[AIM] Output each line of the material exactly as it stands.

(Stored records)
******

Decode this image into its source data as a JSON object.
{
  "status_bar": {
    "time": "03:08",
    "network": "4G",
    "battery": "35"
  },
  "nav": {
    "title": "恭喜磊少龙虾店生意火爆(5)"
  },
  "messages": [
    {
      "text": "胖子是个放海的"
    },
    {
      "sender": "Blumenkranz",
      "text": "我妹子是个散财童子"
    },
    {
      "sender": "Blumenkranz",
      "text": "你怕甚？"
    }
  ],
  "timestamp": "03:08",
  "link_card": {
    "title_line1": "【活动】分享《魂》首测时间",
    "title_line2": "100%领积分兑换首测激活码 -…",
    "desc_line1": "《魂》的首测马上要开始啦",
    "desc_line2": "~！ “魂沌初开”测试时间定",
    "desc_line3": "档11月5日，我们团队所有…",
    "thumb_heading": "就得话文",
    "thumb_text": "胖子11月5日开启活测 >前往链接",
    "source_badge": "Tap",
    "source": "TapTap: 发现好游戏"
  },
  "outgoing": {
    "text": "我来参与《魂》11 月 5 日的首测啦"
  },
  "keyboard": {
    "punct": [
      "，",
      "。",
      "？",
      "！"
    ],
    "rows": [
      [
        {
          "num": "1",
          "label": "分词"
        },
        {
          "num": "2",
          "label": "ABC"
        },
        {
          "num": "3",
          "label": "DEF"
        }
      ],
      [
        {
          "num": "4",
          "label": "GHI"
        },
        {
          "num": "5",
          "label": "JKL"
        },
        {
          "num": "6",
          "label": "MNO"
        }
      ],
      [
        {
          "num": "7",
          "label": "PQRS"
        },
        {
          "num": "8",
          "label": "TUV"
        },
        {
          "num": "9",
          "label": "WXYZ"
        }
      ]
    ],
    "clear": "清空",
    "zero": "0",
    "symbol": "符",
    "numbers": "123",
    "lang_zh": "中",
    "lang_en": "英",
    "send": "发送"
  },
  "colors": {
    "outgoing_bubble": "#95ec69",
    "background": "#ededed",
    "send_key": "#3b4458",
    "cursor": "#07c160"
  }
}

******

[TASK ANSWER]
Decode this image into its source data as a JSON object.
{
  "status_bar": {
    "time": "03:08",
    "network": "4G",
    "battery": "35"
  },
  "nav": {
    "title": "恭喜磊少龙虾店生意火爆(5)"
  },
  "messages": [
    {
      "text": "胖子是个放海的"
    },
    {
      "sender": "Blumenkranz",
      "text": "我妹子是个散财童子"
    },
    {
      "sender": "Blumenkranz",
      "text": "你怕甚？"
    }
  ],
  "timestamp": "03:08",
  "link_card": {
    "title_line1": "【活动】分享《魂》首测时间",
    "title_line2": "100%领积分兑换首测激活码 -…",
    "desc_line1": "《魂》的首测马上要开始啦",
    "desc_line2": "~！ “魂沌初开”测试时间定",
    "desc_line3": "档11月5日，我们团队所有…",
    "thumb_heading": "就得话文",
    "thumb_text": "胖子11月5日开启活测 >前往链接",
    "source_badge": "Tap",
    "source": "TapTap: 发现好游戏"
  },
  "outgoing": {
    "text": "我来参与《魂》11 月 5 日的首测啦"
  },
  "keyboard": {
    "punct": [
      "，",
      "。",
      "？",
      "！"
    ],
    "rows": [
      [
        {
          "num": "1",
          "label": "分词"
        },
        {
          "num": "2",
          "label": "ABC"
        },
        {
          "num": "3",
          "label": "DEF"
        }
      ],
      [
        {
          "num": "4",
          "label": "GHI"
        },
        {
          "num": "5",
          "label": "JKL"
        },
        {
          "num": "6",
          "label": "MNO"
        }
      ],
      [
        {
          "num": "7",
          "label": "PQRS"
        },
        {
          "num": "8",
          "label": "TUV"
        },
        {
          "num": "9",
          "label": "WXYZ"
        }
      ]
    ],
    "clear": "清空",
    "zero": "0",
    "symbol": "符",
    "numbers": "123",
    "lang_zh": "中",
    "lang_en": "英",
    "send": "发送"
  },
  "colors": {
    "outgoing_bubble": "#95ec69",
    "background": "#ededed",
    "send_key": "#3b4458",
    "cursor": "#07c160"
  }
}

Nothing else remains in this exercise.